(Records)
+--

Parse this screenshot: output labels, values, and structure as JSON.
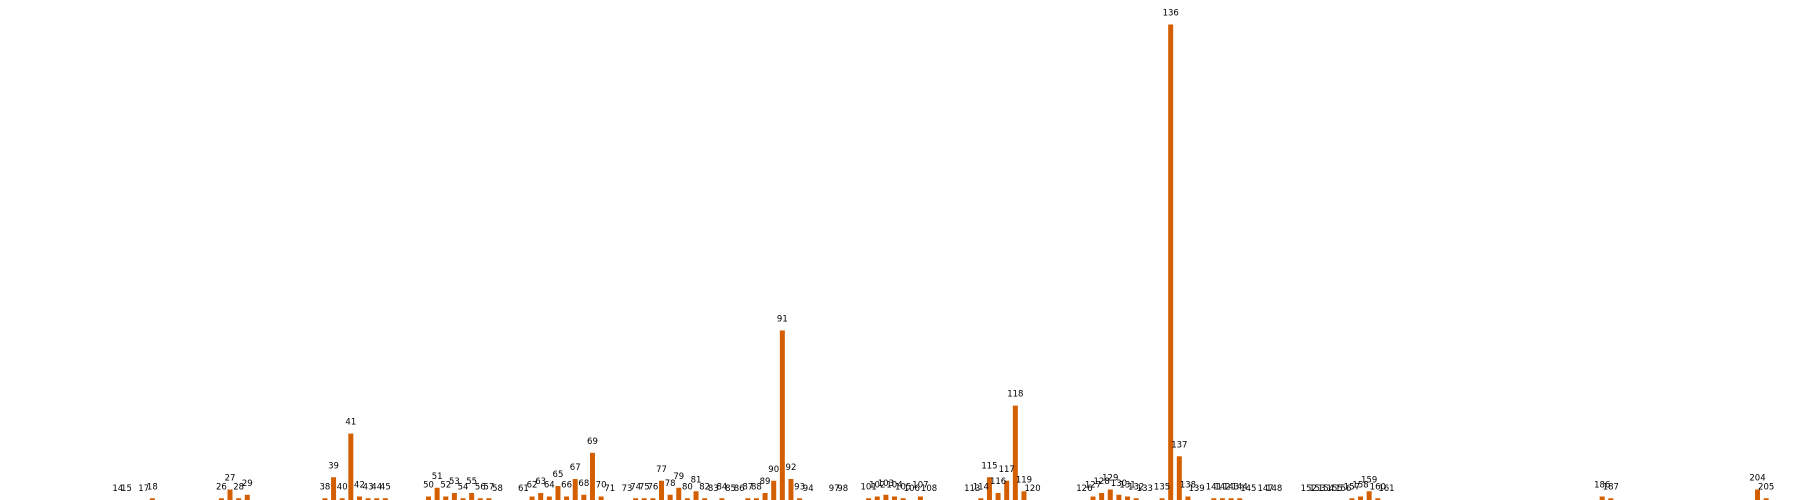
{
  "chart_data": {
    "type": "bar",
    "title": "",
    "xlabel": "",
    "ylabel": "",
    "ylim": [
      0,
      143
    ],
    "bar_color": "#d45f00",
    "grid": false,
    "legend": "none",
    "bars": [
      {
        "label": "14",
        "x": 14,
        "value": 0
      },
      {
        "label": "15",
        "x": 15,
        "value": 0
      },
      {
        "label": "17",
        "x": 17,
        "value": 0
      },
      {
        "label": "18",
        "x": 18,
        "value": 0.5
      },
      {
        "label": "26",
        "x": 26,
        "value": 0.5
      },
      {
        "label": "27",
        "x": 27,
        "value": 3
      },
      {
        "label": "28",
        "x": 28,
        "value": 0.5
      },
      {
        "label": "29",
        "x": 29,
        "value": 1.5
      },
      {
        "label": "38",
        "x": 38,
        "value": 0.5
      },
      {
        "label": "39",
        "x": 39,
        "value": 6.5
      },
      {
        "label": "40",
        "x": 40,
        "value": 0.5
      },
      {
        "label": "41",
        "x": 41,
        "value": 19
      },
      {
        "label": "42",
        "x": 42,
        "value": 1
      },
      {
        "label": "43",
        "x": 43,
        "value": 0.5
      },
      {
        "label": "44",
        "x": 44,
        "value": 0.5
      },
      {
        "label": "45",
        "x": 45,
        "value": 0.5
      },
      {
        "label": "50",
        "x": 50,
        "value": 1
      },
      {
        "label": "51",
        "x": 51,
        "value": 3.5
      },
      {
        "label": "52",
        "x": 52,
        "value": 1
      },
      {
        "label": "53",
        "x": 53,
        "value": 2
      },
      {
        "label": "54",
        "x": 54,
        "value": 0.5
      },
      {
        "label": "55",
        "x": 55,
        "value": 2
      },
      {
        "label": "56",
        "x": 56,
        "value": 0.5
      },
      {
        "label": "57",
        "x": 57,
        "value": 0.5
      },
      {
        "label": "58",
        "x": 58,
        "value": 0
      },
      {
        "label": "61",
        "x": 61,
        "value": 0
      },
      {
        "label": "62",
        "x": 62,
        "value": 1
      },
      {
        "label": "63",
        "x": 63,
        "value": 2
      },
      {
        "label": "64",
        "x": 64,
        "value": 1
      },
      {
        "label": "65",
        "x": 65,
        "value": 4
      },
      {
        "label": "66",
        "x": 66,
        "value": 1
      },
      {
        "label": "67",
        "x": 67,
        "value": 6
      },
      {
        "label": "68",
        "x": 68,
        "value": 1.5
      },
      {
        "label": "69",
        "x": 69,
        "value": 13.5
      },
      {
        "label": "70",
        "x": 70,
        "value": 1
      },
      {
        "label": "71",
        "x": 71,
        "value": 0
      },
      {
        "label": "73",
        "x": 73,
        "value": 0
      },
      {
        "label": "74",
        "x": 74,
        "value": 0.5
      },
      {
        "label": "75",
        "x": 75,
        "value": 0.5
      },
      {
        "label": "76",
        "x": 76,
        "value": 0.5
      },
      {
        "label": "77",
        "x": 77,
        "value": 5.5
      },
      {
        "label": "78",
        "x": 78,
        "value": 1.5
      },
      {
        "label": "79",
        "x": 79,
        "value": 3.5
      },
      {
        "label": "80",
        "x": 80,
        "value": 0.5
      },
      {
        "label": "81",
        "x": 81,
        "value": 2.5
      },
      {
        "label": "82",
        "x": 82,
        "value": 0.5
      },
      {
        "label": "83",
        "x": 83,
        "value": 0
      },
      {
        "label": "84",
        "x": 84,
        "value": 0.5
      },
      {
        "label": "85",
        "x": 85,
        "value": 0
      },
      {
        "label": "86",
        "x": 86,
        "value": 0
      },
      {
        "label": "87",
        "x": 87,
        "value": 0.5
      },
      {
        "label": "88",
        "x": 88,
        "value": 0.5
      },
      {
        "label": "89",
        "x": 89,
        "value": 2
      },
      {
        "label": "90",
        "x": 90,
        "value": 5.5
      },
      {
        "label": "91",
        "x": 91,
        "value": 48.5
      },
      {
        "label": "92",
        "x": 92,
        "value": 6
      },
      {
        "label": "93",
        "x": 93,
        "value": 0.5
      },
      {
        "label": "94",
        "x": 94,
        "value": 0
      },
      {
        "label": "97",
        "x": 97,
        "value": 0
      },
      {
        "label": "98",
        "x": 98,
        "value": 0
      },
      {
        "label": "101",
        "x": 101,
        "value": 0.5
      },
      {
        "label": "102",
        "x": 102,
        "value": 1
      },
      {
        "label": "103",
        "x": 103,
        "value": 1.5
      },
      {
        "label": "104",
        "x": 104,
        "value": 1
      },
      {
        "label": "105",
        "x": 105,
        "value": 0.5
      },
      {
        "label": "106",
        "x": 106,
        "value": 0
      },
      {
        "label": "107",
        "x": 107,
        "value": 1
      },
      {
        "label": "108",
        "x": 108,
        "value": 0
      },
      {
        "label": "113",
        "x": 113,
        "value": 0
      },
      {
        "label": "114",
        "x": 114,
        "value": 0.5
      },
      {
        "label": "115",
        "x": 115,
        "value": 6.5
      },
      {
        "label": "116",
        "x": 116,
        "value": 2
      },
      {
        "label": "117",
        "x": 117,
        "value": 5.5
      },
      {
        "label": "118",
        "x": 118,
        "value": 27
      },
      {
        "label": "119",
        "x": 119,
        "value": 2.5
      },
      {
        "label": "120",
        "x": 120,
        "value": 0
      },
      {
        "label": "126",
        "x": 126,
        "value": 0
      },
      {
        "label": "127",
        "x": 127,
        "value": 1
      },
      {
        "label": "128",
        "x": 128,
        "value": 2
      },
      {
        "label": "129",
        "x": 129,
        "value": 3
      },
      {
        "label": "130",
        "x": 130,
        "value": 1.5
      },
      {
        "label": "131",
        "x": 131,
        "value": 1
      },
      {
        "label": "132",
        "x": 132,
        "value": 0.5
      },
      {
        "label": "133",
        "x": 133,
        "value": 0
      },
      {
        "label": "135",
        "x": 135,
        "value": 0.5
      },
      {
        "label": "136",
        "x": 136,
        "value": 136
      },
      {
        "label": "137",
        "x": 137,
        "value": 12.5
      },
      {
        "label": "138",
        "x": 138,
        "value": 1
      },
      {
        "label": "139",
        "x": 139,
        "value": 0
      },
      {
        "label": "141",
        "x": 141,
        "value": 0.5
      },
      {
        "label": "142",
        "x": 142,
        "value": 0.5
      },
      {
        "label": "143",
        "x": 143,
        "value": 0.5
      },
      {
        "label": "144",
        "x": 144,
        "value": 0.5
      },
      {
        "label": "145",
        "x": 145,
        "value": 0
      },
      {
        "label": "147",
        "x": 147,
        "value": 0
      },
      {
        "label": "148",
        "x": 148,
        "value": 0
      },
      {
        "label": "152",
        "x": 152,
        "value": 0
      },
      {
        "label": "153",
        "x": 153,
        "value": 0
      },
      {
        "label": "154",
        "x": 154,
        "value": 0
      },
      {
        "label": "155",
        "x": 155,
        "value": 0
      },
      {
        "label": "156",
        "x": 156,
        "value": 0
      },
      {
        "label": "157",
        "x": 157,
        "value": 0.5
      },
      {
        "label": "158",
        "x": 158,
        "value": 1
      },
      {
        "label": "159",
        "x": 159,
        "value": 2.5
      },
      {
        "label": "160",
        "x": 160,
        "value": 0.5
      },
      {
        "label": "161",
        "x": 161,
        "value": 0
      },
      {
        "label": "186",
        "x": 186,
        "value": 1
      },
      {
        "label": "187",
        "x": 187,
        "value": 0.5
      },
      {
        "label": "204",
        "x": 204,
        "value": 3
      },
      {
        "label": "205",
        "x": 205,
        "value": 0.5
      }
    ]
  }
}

+--

== Given instruction ==
Leave out the pictures and repeat everything else in the records exactly.

== Task answer ==
Parse this screenshot: output labels, values, and structure as JSON.
{
  "chart_data": {
    "type": "bar",
    "title": "",
    "xlabel": "",
    "ylabel": "",
    "ylim": [
      0,
      143
    ],
    "bar_color": "#d45f00",
    "grid": false,
    "legend": "none",
    "bars": [
      {
        "label": "14",
        "x": 14,
        "value": 0
      },
      {
        "label": "15",
        "x": 15,
        "value": 0
      },
      {
        "label": "17",
        "x": 17,
        "value": 0
      },
      {
        "label": "18",
        "x": 18,
        "value": 0.5
      },
      {
        "label": "26",
        "x": 26,
        "value": 0.5
      },
      {
        "label": "27",
        "x": 27,
        "value": 3
      },
      {
        "label": "28",
        "x": 28,
        "value": 0.5
      },
      {
        "label": "29",
        "x": 29,
        "value": 1.5
      },
      {
        "label": "38",
        "x": 38,
        "value": 0.5
      },
      {
        "label": "39",
        "x": 39,
        "value": 6.5
      },
      {
        "label": "40",
        "x": 40,
        "value": 0.5
      },
      {
        "label": "41",
        "x": 41,
        "value": 19
      },
      {
        "label": "42",
        "x": 42,
        "value": 1
      },
      {
        "label": "43",
        "x": 43,
        "value": 0.5
      },
      {
        "label": "44",
        "x": 44,
        "value": 0.5
      },
      {
        "label": "45",
        "x": 45,
        "value": 0.5
      },
      {
        "label": "50",
        "x": 50,
        "value": 1
      },
      {
        "label": "51",
        "x": 51,
        "value": 3.5
      },
      {
        "label": "52",
        "x": 52,
        "value": 1
      },
      {
        "label": "53",
        "x": 53,
        "value": 2
      },
      {
        "label": "54",
        "x": 54,
        "value": 0.5
      },
      {
        "label": "55",
        "x": 55,
        "value": 2
      },
      {
        "label": "56",
        "x": 56,
        "value": 0.5
      },
      {
        "label": "57",
        "x": 57,
        "value": 0.5
      },
      {
        "label": "58",
        "x": 58,
        "value": 0
      },
      {
        "label": "61",
        "x": 61,
        "value": 0
      },
      {
        "label": "62",
        "x": 62,
        "value": 1
      },
      {
        "label": "63",
        "x": 63,
        "value": 2
      },
      {
        "label": "64",
        "x": 64,
        "value": 1
      },
      {
        "label": "65",
        "x": 65,
        "value": 4
      },
      {
        "label": "66",
        "x": 66,
        "value": 1
      },
      {
        "label": "67",
        "x": 67,
        "value": 6
      },
      {
        "label": "68",
        "x": 68,
        "value": 1.5
      },
      {
        "label": "69",
        "x": 69,
        "value": 13.5
      },
      {
        "label": "70",
        "x": 70,
        "value": 1
      },
      {
        "label": "71",
        "x": 71,
        "value": 0
      },
      {
        "label": "73",
        "x": 73,
        "value": 0
      },
      {
        "label": "74",
        "x": 74,
        "value": 0.5
      },
      {
        "label": "75",
        "x": 75,
        "value": 0.5
      },
      {
        "label": "76",
        "x": 76,
        "value": 0.5
      },
      {
        "label": "77",
        "x": 77,
        "value": 5.5
      },
      {
        "label": "78",
        "x": 78,
        "value": 1.5
      },
      {
        "label": "79",
        "x": 79,
        "value": 3.5
      },
      {
        "label": "80",
        "x": 80,
        "value": 0.5
      },
      {
        "label": "81",
        "x": 81,
        "value": 2.5
      },
      {
        "label": "82",
        "x": 82,
        "value": 0.5
      },
      {
        "label": "83",
        "x": 83,
        "value": 0
      },
      {
        "label": "84",
        "x": 84,
        "value": 0.5
      },
      {
        "label": "85",
        "x": 85,
        "value": 0
      },
      {
        "label": "86",
        "x": 86,
        "value": 0
      },
      {
        "label": "87",
        "x": 87,
        "value": 0.5
      },
      {
        "label": "88",
        "x": 88,
        "value": 0.5
      },
      {
        "label": "89",
        "x": 89,
        "value": 2
      },
      {
        "label": "90",
        "x": 90,
        "value": 5.5
      },
      {
        "label": "91",
        "x": 91,
        "value": 48.5
      },
      {
        "label": "92",
        "x": 92,
        "value": 6
      },
      {
        "label": "93",
        "x": 93,
        "value": 0.5
      },
      {
        "label": "94",
        "x": 94,
        "value": 0
      },
      {
        "label": "97",
        "x": 97,
        "value": 0
      },
      {
        "label": "98",
        "x": 98,
        "value": 0
      },
      {
        "label": "101",
        "x": 101,
        "value": 0.5
      },
      {
        "label": "102",
        "x": 102,
        "value": 1
      },
      {
        "label": "103",
        "x": 103,
        "value": 1.5
      },
      {
        "label": "104",
        "x": 104,
        "value": 1
      },
      {
        "label": "105",
        "x": 105,
        "value": 0.5
      },
      {
        "label": "106",
        "x": 106,
        "value": 0
      },
      {
        "label": "107",
        "x": 107,
        "value": 1
      },
      {
        "label": "108",
        "x": 108,
        "value": 0
      },
      {
        "label": "113",
        "x": 113,
        "value": 0
      },
      {
        "label": "114",
        "x": 114,
        "value": 0.5
      },
      {
        "label": "115",
        "x": 115,
        "value": 6.5
      },
      {
        "label": "116",
        "x": 116,
        "value": 2
      },
      {
        "label": "117",
        "x": 117,
        "value": 5.5
      },
      {
        "label": "118",
        "x": 118,
        "value": 27
      },
      {
        "label": "119",
        "x": 119,
        "value": 2.5
      },
      {
        "label": "120",
        "x": 120,
        "value": 0
      },
      {
        "label": "126",
        "x": 126,
        "value": 0
      },
      {
        "label": "127",
        "x": 127,
        "value": 1
      },
      {
        "label": "128",
        "x": 128,
        "value": 2
      },
      {
        "label": "129",
        "x": 129,
        "value": 3
      },
      {
        "label": "130",
        "x": 130,
        "value": 1.5
      },
      {
        "label": "131",
        "x": 131,
        "value": 1
      },
      {
        "label": "132",
        "x": 132,
        "value": 0.5
      },
      {
        "label": "133",
        "x": 133,
        "value": 0
      },
      {
        "label": "135",
        "x": 135,
        "value": 0.5
      },
      {
        "label": "136",
        "x": 136,
        "value": 136
      },
      {
        "label": "137",
        "x": 137,
        "value": 12.5
      },
      {
        "label": "138",
        "x": 138,
        "value": 1
      },
      {
        "label": "139",
        "x": 139,
        "value": 0
      },
      {
        "label": "141",
        "x": 141,
        "value": 0.5
      },
      {
        "label": "142",
        "x": 142,
        "value": 0.5
      },
      {
        "label": "143",
        "x": 143,
        "value": 0.5
      },
      {
        "label": "144",
        "x": 144,
        "value": 0.5
      },
      {
        "label": "145",
        "x": 145,
        "value": 0
      },
      {
        "label": "147",
        "x": 147,
        "value": 0
      },
      {
        "label": "148",
        "x": 148,
        "value": 0
      },
      {
        "label": "152",
        "x": 152,
        "value": 0
      },
      {
        "label": "153",
        "x": 153,
        "value": 0
      },
      {
        "label": "154",
        "x": 154,
        "value": 0
      },
      {
        "label": "155",
        "x": 155,
        "value": 0
      },
      {
        "label": "156",
        "x": 156,
        "value": 0
      },
      {
        "label": "157",
        "x": 157,
        "value": 0.5
      },
      {
        "label": "158",
        "x": 158,
        "value": 1
      },
      {
        "label": "159",
        "x": 159,
        "value": 2.5
      },
      {
        "label": "160",
        "x": 160,
        "value": 0.5
      },
      {
        "label": "161",
        "x": 161,
        "value": 0
      },
      {
        "label": "186",
        "x": 186,
        "value": 1
      },
      {
        "label": "187",
        "x": 187,
        "value": 0.5
      },
      {
        "label": "204",
        "x": 204,
        "value": 3
      },
      {
        "label": "205",
        "x": 205,
        "value": 0.5
      }
    ]
  }
}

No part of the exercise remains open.